__GIVEN PROBLEM__: Retype every line below character for character, leaving out the pictures.
----- SOURCE MATERIAL -----
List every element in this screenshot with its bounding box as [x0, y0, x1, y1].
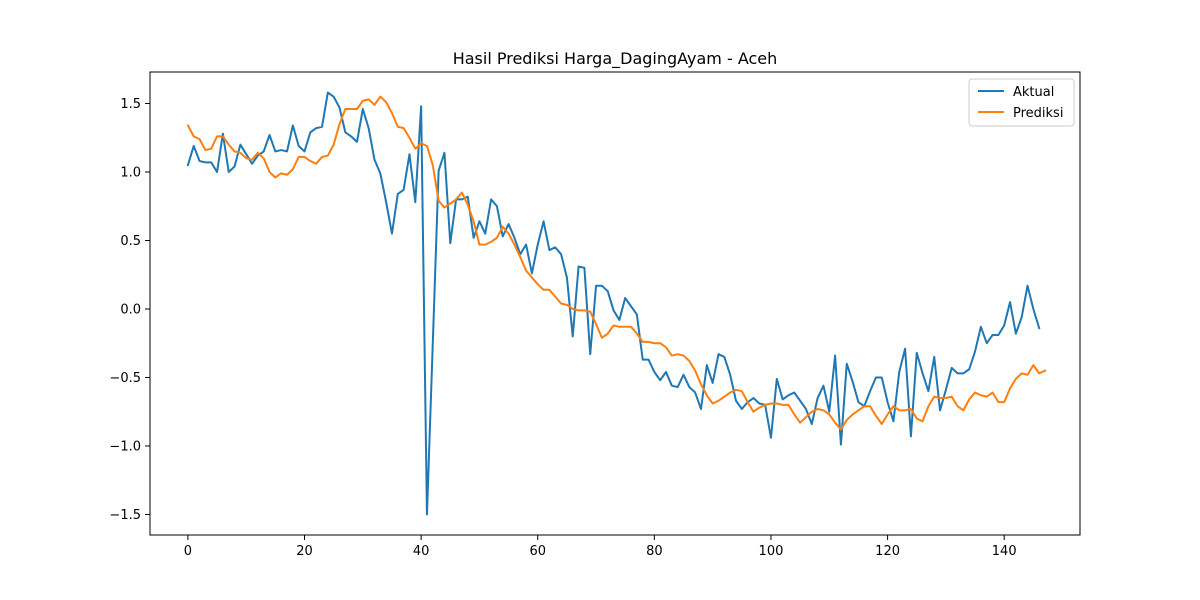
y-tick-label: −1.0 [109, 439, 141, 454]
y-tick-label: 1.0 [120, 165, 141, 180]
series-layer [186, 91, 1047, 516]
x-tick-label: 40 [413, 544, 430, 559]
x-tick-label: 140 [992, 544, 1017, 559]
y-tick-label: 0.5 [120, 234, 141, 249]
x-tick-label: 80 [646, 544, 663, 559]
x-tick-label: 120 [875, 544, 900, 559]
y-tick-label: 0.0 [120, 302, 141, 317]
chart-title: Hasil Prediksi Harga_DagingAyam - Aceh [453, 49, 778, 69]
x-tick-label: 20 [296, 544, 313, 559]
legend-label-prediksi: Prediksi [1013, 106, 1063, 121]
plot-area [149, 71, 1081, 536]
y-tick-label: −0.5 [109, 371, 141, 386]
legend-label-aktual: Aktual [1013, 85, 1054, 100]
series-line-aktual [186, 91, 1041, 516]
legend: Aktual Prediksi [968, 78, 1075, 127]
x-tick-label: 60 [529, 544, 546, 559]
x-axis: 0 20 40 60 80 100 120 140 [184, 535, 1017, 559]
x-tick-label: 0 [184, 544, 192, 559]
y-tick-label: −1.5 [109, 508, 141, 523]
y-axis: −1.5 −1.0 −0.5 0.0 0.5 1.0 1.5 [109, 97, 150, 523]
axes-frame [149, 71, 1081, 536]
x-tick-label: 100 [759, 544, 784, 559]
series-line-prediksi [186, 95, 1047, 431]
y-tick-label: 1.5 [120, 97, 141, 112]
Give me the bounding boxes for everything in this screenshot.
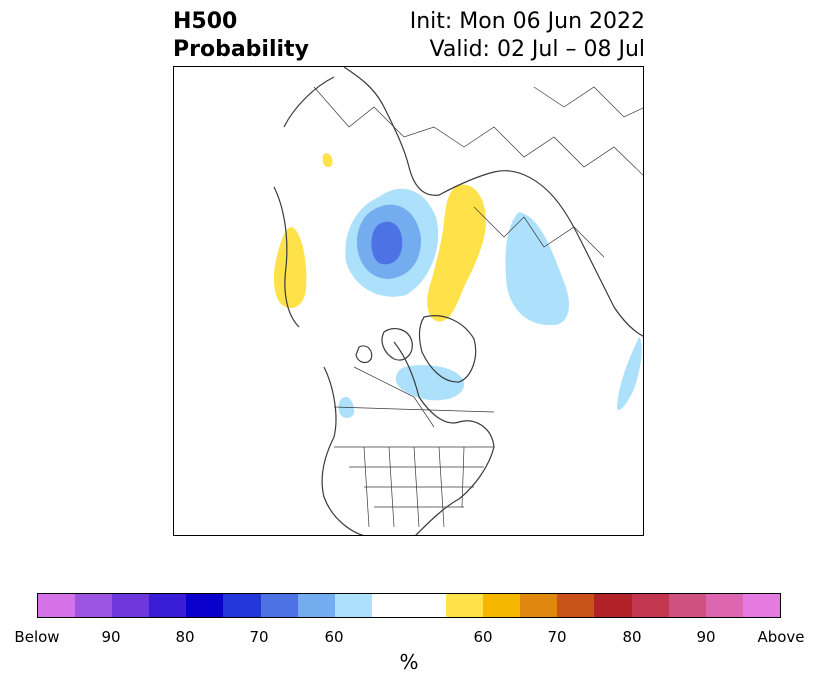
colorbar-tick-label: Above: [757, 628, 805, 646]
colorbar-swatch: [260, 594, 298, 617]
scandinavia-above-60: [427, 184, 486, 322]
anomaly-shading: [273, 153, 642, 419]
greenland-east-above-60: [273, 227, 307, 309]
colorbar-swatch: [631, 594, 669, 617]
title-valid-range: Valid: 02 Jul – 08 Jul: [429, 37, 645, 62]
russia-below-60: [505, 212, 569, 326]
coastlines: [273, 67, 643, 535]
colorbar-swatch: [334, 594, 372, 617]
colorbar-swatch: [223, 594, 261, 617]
-----
__ANSWER FOR THE TASK__:
List every element in this screenshot with its bounding box as [x0, y0, x1, y1].
y-tick-label: −1.0 [109, 439, 141, 454]
y-tick-label: 1.0 [120, 165, 141, 180]
series-layer [186, 91, 1047, 516]
x-tick-label: 40 [413, 544, 430, 559]
x-tick-label: 140 [992, 544, 1017, 559]
y-tick-label: 0.5 [120, 234, 141, 249]
x-tick-label: 80 [646, 544, 663, 559]
x-tick-label: 120 [875, 544, 900, 559]
y-tick-label: 0.0 [120, 302, 141, 317]
chart-title: Hasil Prediksi Harga_DagingAyam - Aceh [453, 49, 778, 69]
x-tick-label: 20 [296, 544, 313, 559]
legend-label-prediksi: Prediksi [1013, 106, 1063, 121]
plot-area [149, 71, 1081, 536]
y-tick-label: −0.5 [109, 371, 141, 386]
legend-label-aktual: Aktual [1013, 85, 1054, 100]
series-line-aktual [186, 91, 1041, 516]
legend: Aktual Prediksi [968, 78, 1075, 127]
x-tick-label: 60 [529, 544, 546, 559]
x-axis: 0 20 40 60 80 100 120 140 [184, 535, 1017, 559]
x-tick-label: 0 [184, 544, 192, 559]
y-tick-label: −1.5 [109, 508, 141, 523]
y-axis: −1.5 −1.0 −0.5 0.0 0.5 1.0 1.5 [109, 97, 150, 523]
axes-frame [149, 71, 1081, 536]
x-tick-label: 100 [759, 544, 784, 559]
series-line-prediksi [186, 95, 1047, 431]
y-tick-label: 1.5 [120, 97, 141, 112]
Give me the bounding boxes for everything in this screenshot.
colorbar-tick-label: Above: [757, 628, 805, 646]
colorbar-swatch: [260, 594, 298, 617]
scandinavia-above-60: [427, 184, 486, 322]
anomaly-shading: [273, 153, 642, 419]
greenland-east-above-60: [273, 227, 307, 309]
colorbar-swatch: [631, 594, 669, 617]
title-valid-range: Valid: 02 Jul – 08 Jul: [429, 37, 645, 62]
russia-below-60: [505, 212, 569, 326]
coastlines: [273, 67, 643, 535]
colorbar-swatch: [334, 594, 372, 617]
colorbar-swatch: [223, 594, 261, 617]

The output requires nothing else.